Trecho do texto |
○ ○ ○ ○ ○ ○ ○

José Alcides Pinto
Jorge Pieiro: o caos existencial
9.4.2000
Jorge Pieiro (Limoeiro do Norte,
1961) surge em nosso panorama literário sem alarde e sem aviso
prévio. Veio para ficar. Embora a timidez seja a marca predominante
desse jovem escritor, faz ele uma literatura diferente da de seus
contemporâneos, nova e rica sob todos os aspectos. Não traz
influência de terceiros, o que já alivia. Sua ficção e sua poesia
(poemas em prosa) são divididas e demarcadas como as fases da lua,
em pedaços, digamos melhor, fragmentos altamente significativos. As
partes valendo pelo todo guardam um sentido gestalteano.
Conheci-o arredio, visto de
passagem, como as matérias paridas de relance, feitio interior, que
não se dá jeito mesmo; os olhos arregalados engoliam os livros nas
prateleiras, sempre com um volume debaixo do braço. Nas noites de
autógrafos, espreitava as pessoas de longe, examinando-as como se
estivesse com medo de contaminar-se, atitude louvável, pois o vírus
literário é o mais difícil de ser curado.
É bom ser cauteloso com Jorge
Pieiro. Mas deixemos de rodeios e vamos ao que de perto nos
interessa. Pieiro é um poeta, um cronista, um contista, um
memorialista? Seja lá o que for, não interessa. O certo é que é uma
expressão literária à parte em nosso meio cultural. Sua produção nas
letras soma-se a cadernos de palavras. Poesia: Fragmentos de Panaplo
(1989), O tangedor (1991) e Neverness (1996). Na prosa de ficção
propriamente dita, se apresenta com Ofícios de desdita (l987) e Caos
portátil (1999). Voltou-se ainda Pieiro para o ensaísmo, Galeria de
murmúrios (1995).
Há uma originalidade muito
singular neste poeta. E é bom que se anote. Ele não parece
preocupado com o "peso" de seus escritos. São magros cadernos de
palavras, editados às suas expensas, o que nos remete a Dalton
Trevisan, grande escritor paranaense, que foi ignorado por algumas
décadas e inesperadamente descoberto por Fausto Cunha que o empurrou
para a Civilização Brasileira. Aí virou escritor, o que
evidentemente já o era. Faltava o batismo do público e o
reconhecimento da crítica. E é isso exatamente o que está faltando a
Jorge Pieiro. Alguém que se disponha, de mangas arregaçadas, a
ajudá-lo.
Bem, sem contar com alguns
trabalhos divulgados na imprensa, a obra literária de Jorge Pieiro
se resume no que acima foi dito, sem contar com o que continua
inédito no fundo das gavetas. Mas essa é outra estória.
Jorge Pieiro é um escritor
dilacerado que oscila entre o caos da vida e o abismo da morte.
Neste dois pólos extremos exercita sua criatividade. Sua prosa de
ficção se insurge com muita propriedade na vanguarda inventiva. Ele
abre espaços próprios inconfundíveis: ansiedade, delírios,
surrealidades, e até mesmo as grandes mentiras que tornam a história
da poesia verdadeira.

○ ○ ○ ○ ○ ○ ○

Exercícios propostos |
**a)** Transcreva o trecho do texto sobre Jorge Pieiro compreendido entre "José Alcides Pinto" e "um sentido gestalteano.", inclusive.
**b)** Informe se cada afirmação concorda com o texto sobre Jorge Pieiro, respondendo sim ou não e citando literalmente as palavras decisivas: (i) Jorge Pieiro nasceu em Limoeiro do Norte; (ii) os cadernos de palavras do autor foram publicados por uma grande editora; (iii) Galeria de murmúrios é um livro de poesia.
Os registros que se seguem provêm de uma fonte distinta da do texto.

Anotações das caixas de elementos:
○ ○ ○ ○ ○ ○ ○

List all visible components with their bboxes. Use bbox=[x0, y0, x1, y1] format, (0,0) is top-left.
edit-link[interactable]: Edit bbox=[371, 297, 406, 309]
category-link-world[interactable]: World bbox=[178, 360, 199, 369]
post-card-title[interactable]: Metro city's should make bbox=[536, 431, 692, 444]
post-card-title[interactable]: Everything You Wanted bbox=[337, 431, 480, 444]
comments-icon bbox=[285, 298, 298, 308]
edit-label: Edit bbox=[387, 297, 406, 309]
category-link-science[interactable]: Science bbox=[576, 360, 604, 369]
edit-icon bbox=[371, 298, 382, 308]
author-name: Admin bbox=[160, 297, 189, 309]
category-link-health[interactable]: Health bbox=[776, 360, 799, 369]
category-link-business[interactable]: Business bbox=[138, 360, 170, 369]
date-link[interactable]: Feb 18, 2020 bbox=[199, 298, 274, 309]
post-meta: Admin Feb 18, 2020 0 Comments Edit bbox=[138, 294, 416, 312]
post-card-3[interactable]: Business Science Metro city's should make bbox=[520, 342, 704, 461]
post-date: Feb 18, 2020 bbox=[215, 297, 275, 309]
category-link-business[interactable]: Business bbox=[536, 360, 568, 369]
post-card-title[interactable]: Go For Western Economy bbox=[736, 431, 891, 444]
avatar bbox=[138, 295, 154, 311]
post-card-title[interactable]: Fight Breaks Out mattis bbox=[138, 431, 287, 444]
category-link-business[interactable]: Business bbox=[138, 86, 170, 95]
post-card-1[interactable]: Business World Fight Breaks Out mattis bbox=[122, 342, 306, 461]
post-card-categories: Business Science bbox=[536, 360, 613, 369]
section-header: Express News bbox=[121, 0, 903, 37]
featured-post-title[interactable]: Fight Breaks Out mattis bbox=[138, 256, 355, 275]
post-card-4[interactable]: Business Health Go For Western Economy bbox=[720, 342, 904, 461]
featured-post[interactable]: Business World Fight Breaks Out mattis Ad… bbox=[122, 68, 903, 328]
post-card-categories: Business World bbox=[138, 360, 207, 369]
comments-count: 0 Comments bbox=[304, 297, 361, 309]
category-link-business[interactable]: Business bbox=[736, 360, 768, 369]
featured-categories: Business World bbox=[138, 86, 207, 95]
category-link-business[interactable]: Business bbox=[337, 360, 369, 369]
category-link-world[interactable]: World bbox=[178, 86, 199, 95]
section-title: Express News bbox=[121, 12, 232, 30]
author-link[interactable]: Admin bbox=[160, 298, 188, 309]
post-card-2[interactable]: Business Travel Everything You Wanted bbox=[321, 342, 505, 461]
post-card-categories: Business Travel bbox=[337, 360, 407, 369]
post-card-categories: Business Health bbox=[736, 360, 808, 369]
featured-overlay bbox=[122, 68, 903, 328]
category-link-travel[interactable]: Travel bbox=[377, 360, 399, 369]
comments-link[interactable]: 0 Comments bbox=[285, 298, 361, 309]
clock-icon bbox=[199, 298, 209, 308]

○ ○ ○ ○ ○ ○ ○

Respostas dos exercícios |
**a)**
José Alcides Pinto
Jorge Pieiro: o caos existencial
9.4.2000
Jorge Pieiro (Limoeiro do Norte,
1961) surge em nosso panorama literário sem alarde e sem aviso
prévio. Veio para ficar. Embora a timidez seja a marca predominante
desse jovem escritor, faz ele uma literatura diferente da de seus
contemporâneos, nova e rica sob todos os aspectos. Não traz
influência de terceiros, o que já alivia. Sua ficção e sua poesia
(poemas em prosa) são divididas e demarcadas como as fases da lua,
em pedaços, digamos melhor, fragmentos altamente significativos. As
partes valendo pelo todo guardam um sentido gestalteano.

**b)**
(i) Sim: "Jorge Pieiro (Limoeiro do Norte, 1961)".
(ii) Não: "editados às suas expensas".
(iii) Não: "Voltou-se ainda Pieiro para o ensaísmo, Galeria de murmúrios (1995)".